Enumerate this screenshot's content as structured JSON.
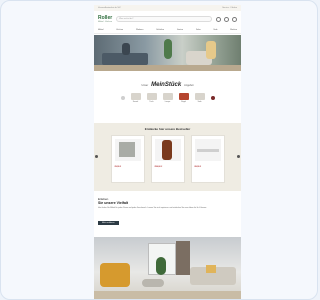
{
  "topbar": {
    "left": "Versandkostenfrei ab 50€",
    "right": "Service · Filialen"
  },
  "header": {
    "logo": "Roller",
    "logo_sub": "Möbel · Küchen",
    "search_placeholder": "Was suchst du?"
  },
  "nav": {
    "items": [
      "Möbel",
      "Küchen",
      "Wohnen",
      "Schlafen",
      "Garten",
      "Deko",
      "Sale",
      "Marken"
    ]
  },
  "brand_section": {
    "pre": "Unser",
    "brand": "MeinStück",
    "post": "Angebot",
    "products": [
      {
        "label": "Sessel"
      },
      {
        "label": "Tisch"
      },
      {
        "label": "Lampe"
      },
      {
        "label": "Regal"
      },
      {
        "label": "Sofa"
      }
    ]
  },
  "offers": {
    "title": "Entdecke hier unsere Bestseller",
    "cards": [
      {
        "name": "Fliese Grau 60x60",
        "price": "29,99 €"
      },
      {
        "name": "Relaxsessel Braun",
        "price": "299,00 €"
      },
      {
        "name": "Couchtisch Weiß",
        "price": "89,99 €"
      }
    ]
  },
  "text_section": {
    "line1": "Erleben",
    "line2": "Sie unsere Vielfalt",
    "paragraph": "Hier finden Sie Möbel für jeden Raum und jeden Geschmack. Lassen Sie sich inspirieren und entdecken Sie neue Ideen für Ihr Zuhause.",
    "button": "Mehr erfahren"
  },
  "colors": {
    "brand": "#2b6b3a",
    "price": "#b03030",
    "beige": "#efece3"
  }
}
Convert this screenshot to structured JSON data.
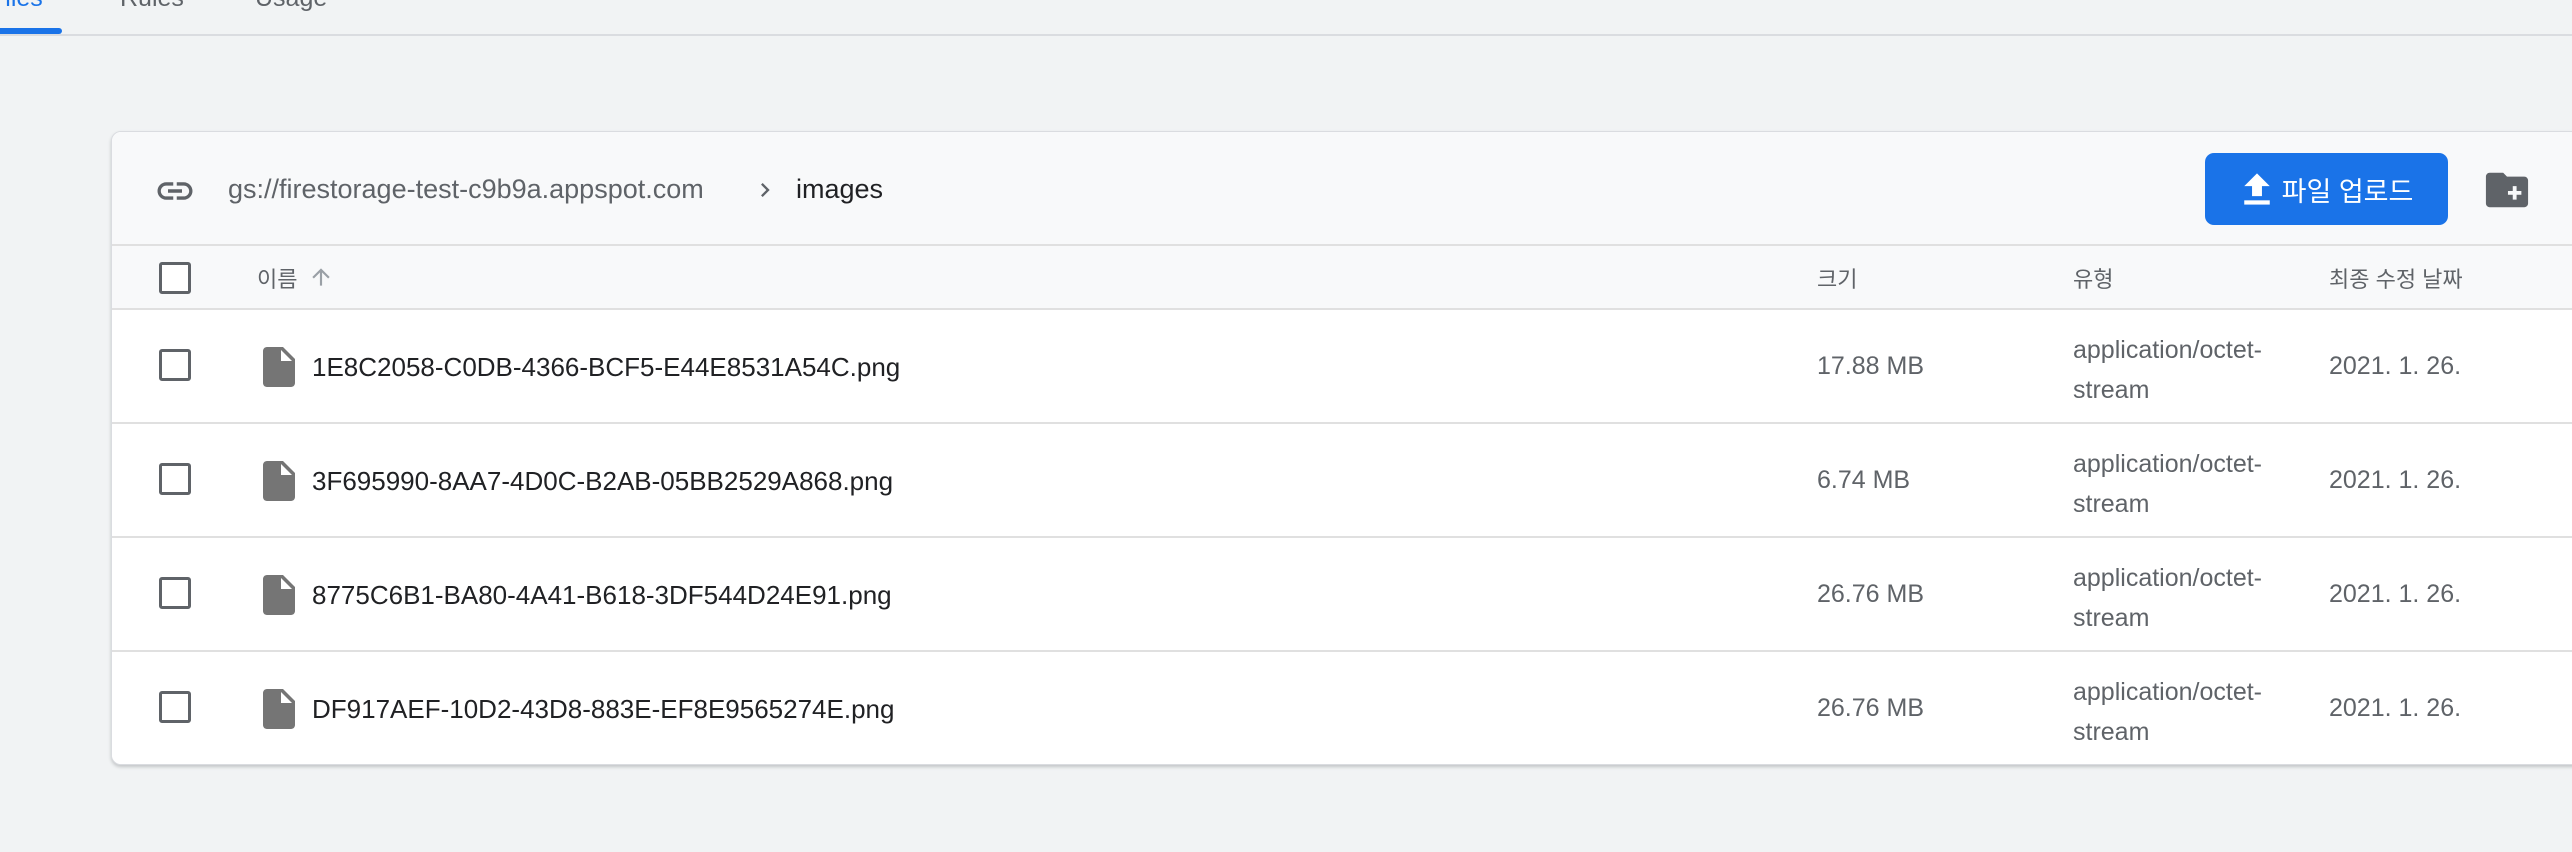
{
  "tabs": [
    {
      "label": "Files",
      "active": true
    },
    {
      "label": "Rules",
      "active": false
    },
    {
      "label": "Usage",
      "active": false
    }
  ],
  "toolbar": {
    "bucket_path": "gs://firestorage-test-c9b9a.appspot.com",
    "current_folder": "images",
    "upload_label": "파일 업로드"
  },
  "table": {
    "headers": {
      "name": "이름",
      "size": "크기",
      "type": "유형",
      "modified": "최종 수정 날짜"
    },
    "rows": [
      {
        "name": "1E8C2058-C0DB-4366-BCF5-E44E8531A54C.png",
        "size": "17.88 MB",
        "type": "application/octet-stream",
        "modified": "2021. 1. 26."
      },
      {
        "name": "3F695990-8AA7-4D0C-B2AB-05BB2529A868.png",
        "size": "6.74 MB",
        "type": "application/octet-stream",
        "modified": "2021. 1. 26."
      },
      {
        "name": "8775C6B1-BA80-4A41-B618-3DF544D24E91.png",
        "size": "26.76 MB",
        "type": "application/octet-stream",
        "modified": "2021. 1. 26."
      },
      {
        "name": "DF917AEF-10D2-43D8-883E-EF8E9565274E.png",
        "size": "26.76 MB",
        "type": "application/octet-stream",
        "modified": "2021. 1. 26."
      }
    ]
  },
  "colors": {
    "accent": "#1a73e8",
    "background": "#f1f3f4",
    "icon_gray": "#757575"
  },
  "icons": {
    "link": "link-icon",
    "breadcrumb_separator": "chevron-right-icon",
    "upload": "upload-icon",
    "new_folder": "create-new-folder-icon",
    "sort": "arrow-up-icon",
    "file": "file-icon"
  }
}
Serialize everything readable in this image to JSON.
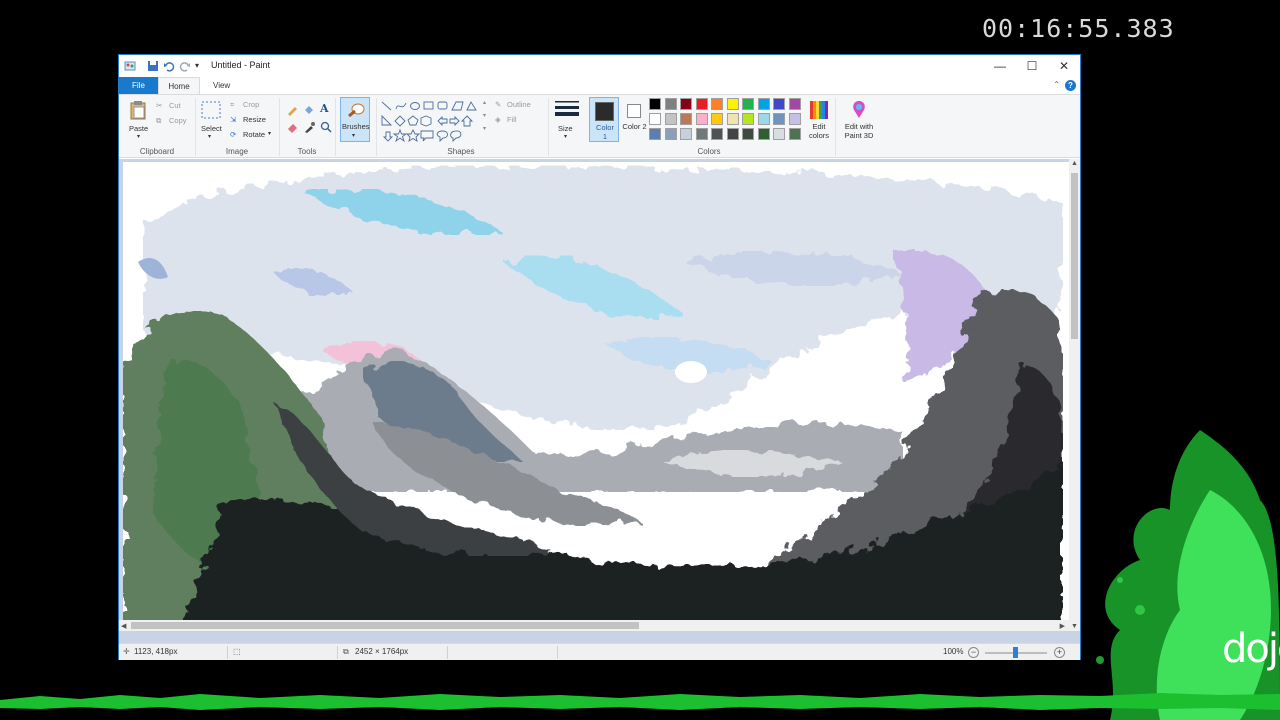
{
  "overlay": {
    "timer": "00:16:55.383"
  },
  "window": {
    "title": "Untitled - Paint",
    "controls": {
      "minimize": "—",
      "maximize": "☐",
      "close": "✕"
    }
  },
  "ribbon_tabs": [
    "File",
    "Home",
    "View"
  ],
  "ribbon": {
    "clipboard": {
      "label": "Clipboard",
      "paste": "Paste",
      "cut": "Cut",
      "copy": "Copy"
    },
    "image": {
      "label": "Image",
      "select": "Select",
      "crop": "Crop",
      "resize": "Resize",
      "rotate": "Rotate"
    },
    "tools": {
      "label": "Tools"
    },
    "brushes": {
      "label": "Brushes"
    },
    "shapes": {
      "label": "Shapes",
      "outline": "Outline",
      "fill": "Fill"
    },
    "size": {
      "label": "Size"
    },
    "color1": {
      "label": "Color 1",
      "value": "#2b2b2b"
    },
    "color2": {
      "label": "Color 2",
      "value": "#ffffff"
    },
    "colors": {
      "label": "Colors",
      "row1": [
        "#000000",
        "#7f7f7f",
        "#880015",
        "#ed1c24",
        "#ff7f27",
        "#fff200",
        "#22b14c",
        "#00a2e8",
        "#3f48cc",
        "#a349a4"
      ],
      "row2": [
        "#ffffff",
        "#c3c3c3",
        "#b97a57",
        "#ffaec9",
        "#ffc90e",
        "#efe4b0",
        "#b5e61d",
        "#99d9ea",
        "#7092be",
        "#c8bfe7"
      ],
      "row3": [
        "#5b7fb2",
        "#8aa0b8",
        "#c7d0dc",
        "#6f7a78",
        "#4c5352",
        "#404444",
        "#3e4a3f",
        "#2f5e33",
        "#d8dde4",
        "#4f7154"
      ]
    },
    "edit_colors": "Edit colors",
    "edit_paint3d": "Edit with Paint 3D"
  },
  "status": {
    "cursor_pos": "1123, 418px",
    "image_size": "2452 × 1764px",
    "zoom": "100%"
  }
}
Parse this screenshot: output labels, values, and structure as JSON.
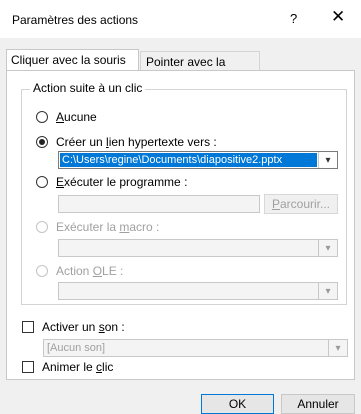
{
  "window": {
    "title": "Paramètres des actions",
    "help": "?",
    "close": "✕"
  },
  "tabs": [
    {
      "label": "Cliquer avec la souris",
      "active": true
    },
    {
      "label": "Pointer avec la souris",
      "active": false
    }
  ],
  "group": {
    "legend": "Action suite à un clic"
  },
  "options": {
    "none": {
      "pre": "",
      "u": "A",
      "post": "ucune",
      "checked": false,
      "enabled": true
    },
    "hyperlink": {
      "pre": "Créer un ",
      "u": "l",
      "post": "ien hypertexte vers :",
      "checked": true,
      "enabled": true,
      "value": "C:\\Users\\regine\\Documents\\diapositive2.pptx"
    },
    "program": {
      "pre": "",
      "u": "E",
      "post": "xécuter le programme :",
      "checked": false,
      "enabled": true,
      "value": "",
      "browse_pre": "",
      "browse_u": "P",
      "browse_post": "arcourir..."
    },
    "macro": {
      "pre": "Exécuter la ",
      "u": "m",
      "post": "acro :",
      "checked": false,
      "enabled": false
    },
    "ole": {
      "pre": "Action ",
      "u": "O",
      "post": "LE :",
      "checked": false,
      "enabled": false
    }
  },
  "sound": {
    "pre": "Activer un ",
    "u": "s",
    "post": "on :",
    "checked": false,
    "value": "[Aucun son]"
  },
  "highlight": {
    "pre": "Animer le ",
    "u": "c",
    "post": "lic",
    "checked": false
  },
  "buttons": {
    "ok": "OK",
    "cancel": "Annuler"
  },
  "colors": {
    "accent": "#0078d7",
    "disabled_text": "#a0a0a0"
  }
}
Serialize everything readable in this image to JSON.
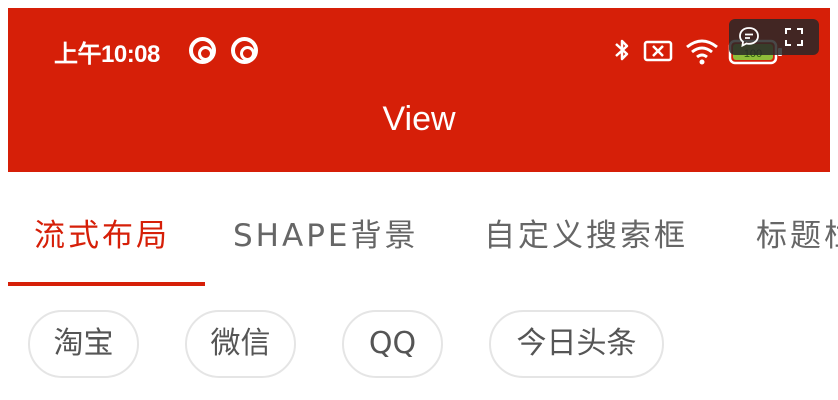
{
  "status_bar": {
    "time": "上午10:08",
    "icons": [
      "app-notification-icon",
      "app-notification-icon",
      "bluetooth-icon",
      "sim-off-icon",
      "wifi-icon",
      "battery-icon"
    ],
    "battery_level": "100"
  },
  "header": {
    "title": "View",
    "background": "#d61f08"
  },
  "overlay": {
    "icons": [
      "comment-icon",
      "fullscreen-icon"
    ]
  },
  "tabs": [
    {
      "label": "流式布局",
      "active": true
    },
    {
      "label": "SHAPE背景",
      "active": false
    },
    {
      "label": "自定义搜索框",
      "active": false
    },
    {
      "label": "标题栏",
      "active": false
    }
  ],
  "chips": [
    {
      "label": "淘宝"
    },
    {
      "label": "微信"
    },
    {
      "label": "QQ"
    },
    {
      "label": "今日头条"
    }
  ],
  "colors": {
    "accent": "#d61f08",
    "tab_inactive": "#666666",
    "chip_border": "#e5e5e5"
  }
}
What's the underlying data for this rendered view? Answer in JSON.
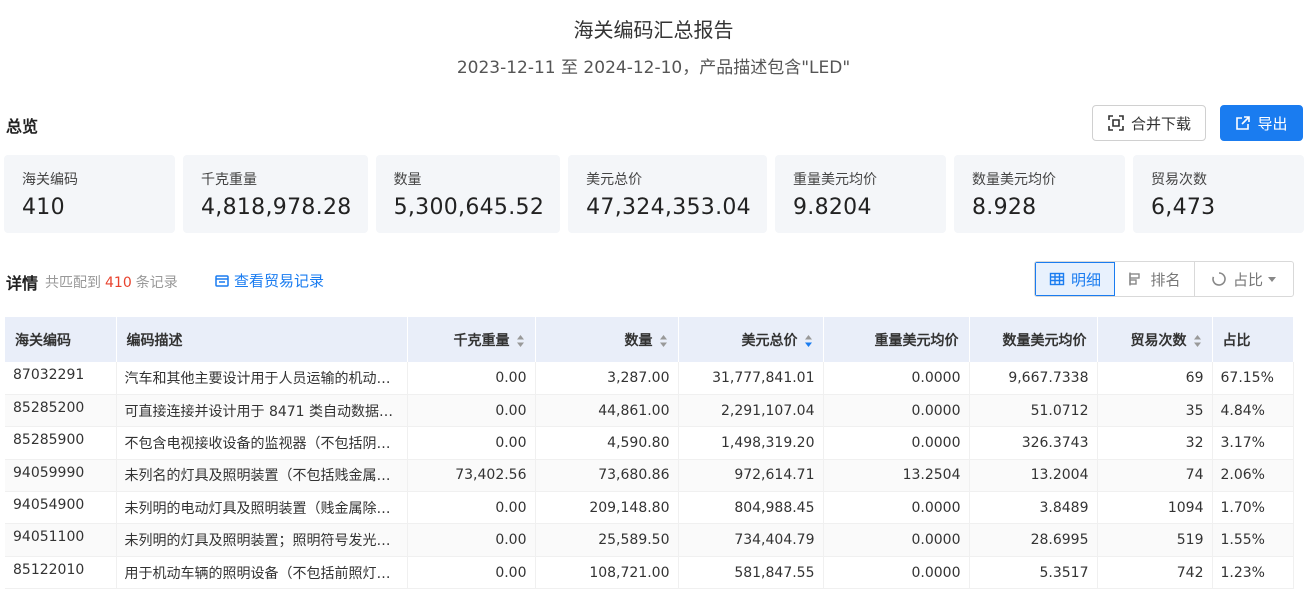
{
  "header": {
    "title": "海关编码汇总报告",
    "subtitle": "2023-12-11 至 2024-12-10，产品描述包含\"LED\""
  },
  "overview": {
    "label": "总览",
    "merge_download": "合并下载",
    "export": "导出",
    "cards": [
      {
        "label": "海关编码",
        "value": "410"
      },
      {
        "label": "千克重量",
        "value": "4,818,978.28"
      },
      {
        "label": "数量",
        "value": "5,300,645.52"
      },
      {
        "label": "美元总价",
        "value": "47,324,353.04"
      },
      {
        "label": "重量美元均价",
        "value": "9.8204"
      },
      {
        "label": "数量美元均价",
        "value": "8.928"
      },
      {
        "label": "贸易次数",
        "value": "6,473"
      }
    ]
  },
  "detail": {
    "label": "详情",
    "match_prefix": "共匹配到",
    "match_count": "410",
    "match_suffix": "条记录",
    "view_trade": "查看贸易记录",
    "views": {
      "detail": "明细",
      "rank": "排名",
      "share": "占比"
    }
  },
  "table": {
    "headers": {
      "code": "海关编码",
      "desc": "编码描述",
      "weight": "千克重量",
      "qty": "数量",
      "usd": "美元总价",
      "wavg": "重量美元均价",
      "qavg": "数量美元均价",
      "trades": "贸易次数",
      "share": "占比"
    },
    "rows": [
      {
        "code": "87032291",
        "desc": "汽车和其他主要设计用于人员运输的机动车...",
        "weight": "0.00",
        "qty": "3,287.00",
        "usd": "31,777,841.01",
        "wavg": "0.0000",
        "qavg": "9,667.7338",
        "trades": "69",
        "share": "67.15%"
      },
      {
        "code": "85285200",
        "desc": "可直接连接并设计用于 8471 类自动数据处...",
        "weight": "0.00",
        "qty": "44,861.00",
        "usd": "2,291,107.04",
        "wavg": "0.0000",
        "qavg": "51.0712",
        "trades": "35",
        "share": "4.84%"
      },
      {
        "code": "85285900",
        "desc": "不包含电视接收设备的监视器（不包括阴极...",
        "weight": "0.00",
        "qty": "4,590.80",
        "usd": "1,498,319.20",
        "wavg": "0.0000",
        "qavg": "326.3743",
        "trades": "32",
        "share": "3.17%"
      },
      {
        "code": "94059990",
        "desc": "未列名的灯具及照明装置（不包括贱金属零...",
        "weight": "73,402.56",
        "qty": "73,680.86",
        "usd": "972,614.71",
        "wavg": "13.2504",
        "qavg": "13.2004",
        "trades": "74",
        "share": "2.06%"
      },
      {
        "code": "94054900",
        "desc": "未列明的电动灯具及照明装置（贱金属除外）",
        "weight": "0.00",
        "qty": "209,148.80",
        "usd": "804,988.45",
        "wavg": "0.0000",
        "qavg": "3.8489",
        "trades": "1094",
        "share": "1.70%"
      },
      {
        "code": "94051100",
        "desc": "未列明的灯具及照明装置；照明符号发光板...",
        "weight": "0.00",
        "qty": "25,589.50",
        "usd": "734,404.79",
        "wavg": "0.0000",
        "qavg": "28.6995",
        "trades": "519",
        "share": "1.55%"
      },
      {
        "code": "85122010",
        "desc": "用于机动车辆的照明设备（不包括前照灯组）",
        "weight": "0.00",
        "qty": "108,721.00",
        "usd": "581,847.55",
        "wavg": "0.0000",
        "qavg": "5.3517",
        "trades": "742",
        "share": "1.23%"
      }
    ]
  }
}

·····

◆ **REQUIREMENTS**: Copy all lines from the entries that contain the word "trades".

◆ **RESULT OF THE TASK**:
      "trades": "贸易次数",
        "trades": "69",
        "trades": "35",
        "trades": "32",
        "trades": "74",
        "trades": "1094",
        "trades": "519",
        "trades": "742",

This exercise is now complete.